• [TASK GOAL]:
Only the lines holding the string "screenshot" are needed. Copy each one.

+++ TASK MATERIAL

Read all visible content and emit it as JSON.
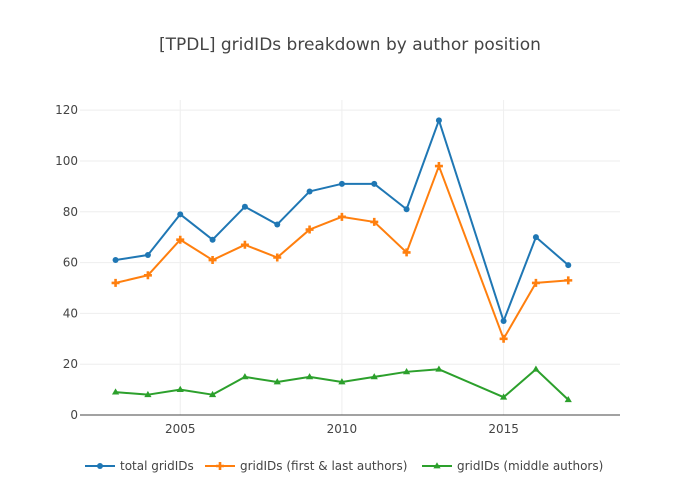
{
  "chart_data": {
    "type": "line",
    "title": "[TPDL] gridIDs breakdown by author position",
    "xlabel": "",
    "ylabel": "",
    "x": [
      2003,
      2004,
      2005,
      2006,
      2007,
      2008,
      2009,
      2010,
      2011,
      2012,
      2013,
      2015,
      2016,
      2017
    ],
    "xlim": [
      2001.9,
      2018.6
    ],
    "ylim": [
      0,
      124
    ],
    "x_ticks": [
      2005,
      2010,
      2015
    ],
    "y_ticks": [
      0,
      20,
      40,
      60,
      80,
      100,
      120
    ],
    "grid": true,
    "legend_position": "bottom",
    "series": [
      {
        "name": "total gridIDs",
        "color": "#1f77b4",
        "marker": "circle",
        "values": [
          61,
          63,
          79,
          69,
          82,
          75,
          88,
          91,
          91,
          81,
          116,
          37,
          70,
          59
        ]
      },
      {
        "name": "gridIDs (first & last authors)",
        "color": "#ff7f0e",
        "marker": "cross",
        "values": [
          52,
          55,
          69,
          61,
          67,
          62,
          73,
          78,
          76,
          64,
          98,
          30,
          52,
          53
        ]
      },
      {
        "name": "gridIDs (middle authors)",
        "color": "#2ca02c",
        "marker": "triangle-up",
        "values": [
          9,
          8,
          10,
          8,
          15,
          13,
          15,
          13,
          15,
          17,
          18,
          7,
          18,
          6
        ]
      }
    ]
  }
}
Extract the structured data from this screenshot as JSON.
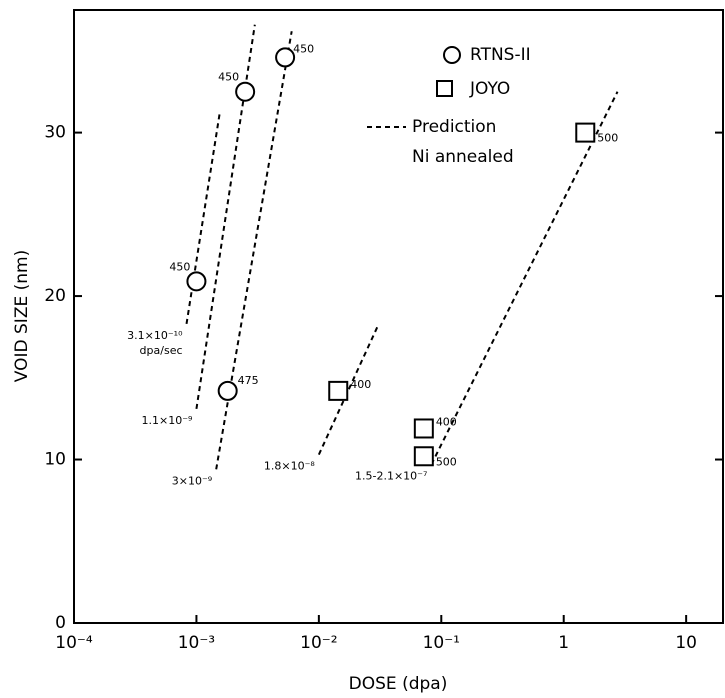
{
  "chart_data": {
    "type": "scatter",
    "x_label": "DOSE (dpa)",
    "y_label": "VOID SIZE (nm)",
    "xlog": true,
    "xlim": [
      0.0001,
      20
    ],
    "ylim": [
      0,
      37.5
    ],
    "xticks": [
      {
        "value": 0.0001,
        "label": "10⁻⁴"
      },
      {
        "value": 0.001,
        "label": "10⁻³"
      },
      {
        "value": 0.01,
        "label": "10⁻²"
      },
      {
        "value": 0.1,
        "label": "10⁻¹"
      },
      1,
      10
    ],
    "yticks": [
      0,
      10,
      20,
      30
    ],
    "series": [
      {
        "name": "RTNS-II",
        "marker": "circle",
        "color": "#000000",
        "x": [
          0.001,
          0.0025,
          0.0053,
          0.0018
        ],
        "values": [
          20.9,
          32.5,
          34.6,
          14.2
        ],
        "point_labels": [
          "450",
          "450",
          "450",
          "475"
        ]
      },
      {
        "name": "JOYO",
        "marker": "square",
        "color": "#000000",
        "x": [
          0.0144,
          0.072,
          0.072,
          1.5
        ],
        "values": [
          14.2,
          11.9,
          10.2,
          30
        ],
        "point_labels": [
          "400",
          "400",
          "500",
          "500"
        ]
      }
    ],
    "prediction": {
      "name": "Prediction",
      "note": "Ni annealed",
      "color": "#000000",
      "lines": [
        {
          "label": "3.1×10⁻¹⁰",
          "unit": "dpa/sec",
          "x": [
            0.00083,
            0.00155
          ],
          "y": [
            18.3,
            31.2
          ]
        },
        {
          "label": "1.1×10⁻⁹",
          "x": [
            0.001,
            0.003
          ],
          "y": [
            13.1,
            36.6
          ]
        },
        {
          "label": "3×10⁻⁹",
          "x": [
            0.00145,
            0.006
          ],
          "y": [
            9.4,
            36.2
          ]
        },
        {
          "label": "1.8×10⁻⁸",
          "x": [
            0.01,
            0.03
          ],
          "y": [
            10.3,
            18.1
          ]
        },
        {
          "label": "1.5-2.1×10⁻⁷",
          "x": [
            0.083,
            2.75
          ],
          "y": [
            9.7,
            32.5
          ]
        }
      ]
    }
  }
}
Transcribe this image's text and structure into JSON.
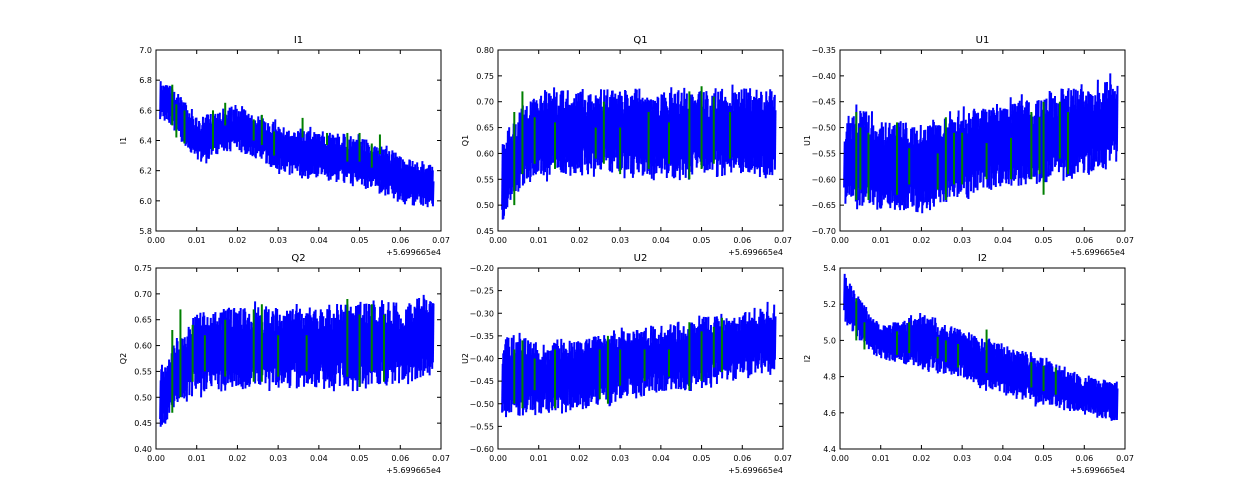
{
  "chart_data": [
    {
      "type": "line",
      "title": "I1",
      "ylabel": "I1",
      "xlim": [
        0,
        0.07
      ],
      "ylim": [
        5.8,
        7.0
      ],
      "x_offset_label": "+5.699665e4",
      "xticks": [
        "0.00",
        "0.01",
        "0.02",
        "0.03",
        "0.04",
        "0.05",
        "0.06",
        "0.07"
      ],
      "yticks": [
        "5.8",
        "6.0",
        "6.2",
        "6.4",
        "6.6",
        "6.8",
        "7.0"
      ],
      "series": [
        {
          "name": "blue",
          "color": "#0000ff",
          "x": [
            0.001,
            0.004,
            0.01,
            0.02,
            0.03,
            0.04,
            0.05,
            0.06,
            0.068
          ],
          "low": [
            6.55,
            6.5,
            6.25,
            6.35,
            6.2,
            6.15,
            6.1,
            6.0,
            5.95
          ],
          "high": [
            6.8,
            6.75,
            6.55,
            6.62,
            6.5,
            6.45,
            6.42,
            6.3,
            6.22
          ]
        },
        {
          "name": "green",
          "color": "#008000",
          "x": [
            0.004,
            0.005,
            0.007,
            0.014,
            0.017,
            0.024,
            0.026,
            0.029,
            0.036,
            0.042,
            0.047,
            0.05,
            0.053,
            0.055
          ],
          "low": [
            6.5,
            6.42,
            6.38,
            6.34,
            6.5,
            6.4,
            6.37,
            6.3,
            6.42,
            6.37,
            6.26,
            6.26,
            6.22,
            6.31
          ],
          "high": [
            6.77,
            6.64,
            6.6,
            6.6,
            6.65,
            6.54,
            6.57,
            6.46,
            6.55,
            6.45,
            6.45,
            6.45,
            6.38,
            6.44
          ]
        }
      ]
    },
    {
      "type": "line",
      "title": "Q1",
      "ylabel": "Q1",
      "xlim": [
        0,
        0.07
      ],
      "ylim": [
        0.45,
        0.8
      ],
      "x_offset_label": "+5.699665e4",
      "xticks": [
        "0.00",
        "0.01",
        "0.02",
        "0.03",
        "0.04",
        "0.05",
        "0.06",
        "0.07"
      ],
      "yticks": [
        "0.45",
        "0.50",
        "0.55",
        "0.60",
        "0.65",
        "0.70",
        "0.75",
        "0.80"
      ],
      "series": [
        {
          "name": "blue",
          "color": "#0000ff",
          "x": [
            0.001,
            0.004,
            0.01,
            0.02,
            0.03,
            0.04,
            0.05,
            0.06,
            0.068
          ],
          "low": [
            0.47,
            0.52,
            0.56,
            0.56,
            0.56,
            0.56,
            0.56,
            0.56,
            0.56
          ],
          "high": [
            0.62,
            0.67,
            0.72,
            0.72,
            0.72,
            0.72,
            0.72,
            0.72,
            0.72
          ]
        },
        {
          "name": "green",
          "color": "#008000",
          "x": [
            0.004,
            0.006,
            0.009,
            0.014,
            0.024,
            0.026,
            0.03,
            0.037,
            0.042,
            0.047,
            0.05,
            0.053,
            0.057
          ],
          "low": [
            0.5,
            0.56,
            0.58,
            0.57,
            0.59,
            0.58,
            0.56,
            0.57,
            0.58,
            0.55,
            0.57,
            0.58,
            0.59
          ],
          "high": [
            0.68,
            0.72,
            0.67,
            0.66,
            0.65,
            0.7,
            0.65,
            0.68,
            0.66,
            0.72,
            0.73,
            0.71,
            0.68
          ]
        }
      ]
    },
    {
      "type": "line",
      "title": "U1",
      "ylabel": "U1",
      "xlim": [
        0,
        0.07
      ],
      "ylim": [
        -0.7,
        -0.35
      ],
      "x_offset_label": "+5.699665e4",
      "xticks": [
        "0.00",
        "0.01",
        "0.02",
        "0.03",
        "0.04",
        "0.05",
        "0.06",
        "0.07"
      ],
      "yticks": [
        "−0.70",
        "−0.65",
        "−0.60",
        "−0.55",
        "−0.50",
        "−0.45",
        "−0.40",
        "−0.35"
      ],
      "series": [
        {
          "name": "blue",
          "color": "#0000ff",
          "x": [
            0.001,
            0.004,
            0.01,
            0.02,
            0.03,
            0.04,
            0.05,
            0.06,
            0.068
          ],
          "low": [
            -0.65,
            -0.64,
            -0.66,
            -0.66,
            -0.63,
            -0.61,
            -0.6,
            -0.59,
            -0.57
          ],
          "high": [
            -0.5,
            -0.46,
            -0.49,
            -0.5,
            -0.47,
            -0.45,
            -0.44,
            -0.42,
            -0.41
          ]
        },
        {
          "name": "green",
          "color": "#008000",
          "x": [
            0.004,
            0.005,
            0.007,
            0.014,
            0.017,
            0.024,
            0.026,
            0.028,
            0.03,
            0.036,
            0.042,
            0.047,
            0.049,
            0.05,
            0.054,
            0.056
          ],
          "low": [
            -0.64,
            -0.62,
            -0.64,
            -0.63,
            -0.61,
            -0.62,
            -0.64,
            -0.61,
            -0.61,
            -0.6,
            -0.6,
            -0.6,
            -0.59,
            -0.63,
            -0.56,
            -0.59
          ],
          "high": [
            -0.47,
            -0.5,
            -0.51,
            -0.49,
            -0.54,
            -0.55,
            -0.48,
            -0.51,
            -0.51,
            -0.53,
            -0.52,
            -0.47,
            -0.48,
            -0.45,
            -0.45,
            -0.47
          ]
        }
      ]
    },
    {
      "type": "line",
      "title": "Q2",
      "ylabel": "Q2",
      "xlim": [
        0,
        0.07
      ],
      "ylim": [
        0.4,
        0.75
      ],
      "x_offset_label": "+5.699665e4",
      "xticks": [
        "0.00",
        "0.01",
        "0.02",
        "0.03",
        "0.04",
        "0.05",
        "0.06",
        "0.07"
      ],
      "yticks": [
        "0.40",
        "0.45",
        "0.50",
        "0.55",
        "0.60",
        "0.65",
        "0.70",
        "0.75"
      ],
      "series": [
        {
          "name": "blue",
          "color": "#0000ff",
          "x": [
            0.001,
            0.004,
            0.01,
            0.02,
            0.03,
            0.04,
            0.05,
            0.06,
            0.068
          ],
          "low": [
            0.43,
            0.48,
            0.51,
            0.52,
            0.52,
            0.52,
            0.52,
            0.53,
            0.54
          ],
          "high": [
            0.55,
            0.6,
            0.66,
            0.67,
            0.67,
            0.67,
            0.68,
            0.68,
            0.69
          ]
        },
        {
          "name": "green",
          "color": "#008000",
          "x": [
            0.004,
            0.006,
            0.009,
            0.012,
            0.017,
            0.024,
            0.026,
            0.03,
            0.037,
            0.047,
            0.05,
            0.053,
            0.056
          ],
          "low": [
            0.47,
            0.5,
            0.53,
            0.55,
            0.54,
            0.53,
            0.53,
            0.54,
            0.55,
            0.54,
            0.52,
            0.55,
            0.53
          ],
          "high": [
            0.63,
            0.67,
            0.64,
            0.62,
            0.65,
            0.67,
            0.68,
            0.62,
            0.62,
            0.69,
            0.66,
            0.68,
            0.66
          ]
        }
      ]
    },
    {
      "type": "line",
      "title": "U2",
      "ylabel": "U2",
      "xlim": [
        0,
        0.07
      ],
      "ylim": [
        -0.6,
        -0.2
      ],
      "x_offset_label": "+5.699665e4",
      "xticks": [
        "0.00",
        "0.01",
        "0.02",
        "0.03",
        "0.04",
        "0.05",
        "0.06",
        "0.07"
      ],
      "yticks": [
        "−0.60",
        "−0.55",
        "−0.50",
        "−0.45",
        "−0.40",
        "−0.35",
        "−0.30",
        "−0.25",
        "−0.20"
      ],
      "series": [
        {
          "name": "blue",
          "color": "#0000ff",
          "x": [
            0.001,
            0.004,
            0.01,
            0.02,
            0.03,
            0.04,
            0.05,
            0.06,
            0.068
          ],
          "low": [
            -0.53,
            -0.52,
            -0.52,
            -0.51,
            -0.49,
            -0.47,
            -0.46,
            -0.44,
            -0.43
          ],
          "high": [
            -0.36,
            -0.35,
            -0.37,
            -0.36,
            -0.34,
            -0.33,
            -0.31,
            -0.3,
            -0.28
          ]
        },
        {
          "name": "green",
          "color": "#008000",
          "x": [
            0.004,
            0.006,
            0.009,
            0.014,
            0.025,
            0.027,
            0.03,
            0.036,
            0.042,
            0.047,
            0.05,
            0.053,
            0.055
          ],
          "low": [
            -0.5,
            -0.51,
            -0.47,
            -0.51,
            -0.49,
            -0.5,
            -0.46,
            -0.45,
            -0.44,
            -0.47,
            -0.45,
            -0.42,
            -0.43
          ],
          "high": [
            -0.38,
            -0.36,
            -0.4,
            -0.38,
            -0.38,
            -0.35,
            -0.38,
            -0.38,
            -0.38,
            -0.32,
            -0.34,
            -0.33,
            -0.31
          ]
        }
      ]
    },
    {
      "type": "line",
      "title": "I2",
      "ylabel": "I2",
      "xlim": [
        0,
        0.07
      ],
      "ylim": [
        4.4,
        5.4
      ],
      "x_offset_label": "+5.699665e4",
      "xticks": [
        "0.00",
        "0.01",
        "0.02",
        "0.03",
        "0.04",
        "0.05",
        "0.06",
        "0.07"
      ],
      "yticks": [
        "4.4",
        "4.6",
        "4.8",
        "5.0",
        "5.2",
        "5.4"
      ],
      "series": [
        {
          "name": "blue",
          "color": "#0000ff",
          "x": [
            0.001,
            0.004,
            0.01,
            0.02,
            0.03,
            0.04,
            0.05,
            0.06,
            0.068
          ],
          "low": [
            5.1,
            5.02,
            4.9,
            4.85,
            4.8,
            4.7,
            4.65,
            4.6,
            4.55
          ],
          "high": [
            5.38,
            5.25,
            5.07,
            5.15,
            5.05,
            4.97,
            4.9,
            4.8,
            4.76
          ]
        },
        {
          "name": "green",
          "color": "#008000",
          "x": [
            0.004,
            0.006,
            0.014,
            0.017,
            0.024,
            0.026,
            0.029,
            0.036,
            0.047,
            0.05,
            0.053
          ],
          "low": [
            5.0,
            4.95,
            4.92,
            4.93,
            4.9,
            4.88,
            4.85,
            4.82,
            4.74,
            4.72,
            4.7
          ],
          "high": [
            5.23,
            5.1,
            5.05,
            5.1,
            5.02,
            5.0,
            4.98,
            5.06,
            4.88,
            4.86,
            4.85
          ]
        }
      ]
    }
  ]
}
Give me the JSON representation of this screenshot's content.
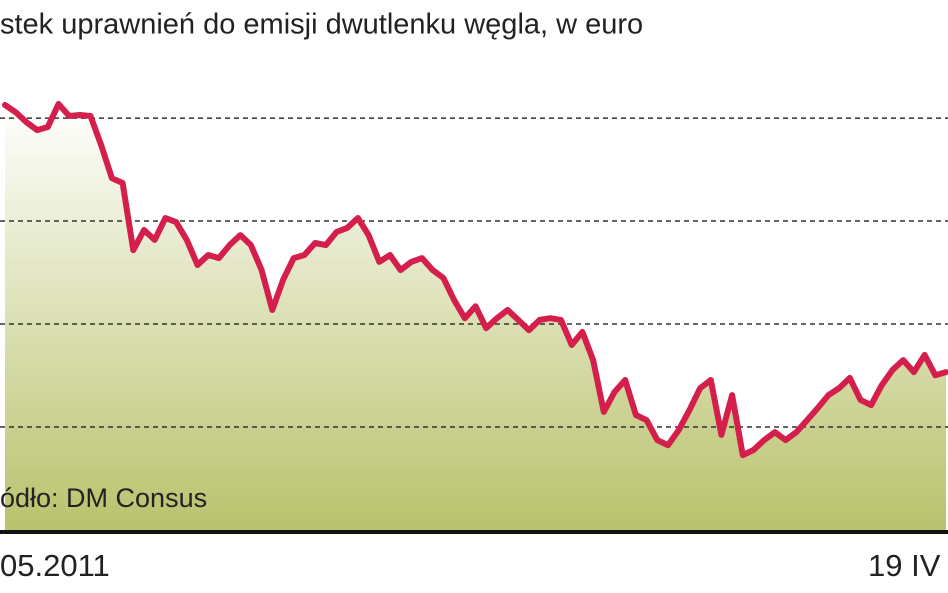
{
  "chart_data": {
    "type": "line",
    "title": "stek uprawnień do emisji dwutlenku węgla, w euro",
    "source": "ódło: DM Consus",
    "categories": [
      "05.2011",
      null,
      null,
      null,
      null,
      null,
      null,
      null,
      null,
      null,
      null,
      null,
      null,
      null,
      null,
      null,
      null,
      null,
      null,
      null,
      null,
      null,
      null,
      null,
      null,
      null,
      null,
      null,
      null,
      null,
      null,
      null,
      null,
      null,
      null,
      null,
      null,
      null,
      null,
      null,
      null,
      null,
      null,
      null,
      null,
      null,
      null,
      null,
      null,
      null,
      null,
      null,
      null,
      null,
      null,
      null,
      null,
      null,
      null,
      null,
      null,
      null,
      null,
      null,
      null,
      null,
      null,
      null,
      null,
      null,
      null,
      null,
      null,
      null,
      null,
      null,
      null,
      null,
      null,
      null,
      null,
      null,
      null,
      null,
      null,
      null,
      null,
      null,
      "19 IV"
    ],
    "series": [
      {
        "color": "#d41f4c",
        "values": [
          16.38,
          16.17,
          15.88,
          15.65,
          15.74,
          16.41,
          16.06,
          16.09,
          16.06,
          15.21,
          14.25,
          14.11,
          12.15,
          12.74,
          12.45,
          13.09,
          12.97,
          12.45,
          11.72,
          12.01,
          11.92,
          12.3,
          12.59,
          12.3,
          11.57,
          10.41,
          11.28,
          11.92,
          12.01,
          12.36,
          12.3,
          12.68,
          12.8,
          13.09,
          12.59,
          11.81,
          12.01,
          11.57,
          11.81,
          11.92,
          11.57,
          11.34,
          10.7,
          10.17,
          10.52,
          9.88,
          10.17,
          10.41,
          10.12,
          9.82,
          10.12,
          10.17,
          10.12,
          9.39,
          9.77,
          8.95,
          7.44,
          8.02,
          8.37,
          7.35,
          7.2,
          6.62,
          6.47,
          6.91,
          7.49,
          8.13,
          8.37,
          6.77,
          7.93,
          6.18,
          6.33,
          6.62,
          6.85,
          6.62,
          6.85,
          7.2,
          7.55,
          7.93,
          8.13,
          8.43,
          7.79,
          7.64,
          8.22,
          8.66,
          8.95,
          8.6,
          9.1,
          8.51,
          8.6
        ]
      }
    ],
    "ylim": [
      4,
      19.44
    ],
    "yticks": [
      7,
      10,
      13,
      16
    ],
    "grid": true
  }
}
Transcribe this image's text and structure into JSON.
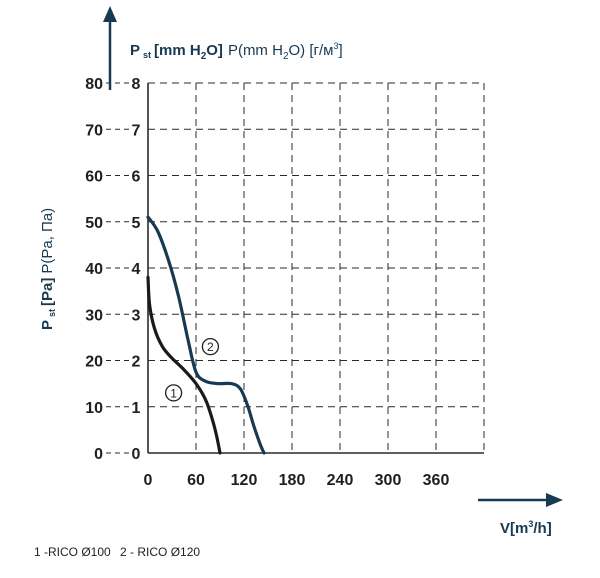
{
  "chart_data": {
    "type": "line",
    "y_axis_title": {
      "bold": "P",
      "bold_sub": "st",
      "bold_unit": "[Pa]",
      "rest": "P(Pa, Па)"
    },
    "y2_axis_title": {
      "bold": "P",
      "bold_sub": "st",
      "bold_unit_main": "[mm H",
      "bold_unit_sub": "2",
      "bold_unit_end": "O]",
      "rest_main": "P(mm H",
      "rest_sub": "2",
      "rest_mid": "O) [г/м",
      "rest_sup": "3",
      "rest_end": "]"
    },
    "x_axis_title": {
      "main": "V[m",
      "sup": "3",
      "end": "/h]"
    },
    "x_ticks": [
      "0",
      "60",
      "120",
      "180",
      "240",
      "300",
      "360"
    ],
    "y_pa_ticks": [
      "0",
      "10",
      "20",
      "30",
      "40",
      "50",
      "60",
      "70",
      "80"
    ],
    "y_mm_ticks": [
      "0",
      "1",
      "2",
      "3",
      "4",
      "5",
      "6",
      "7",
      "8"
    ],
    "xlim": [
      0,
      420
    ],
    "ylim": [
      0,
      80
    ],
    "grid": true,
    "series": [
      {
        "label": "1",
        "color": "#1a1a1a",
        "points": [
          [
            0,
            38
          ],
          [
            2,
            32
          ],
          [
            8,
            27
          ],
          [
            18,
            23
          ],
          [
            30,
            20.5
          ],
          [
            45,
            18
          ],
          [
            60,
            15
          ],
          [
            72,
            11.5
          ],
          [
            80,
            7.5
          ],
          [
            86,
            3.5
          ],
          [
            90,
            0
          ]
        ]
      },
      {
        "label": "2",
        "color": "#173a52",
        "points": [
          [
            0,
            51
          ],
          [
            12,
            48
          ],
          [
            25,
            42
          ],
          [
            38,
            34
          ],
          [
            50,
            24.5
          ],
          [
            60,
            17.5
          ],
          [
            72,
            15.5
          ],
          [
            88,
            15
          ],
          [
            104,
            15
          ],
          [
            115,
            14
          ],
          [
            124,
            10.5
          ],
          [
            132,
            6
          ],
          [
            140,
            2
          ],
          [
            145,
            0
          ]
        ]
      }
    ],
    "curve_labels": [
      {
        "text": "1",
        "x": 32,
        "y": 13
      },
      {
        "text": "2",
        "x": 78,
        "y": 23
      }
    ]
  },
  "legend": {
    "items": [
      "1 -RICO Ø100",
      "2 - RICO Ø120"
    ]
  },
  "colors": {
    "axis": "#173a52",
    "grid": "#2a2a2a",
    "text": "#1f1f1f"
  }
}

++++++

• [ANSWER]:
Extract the structured data from this screenshot as JSON.
Give me the JSON representation of this screenshot's content.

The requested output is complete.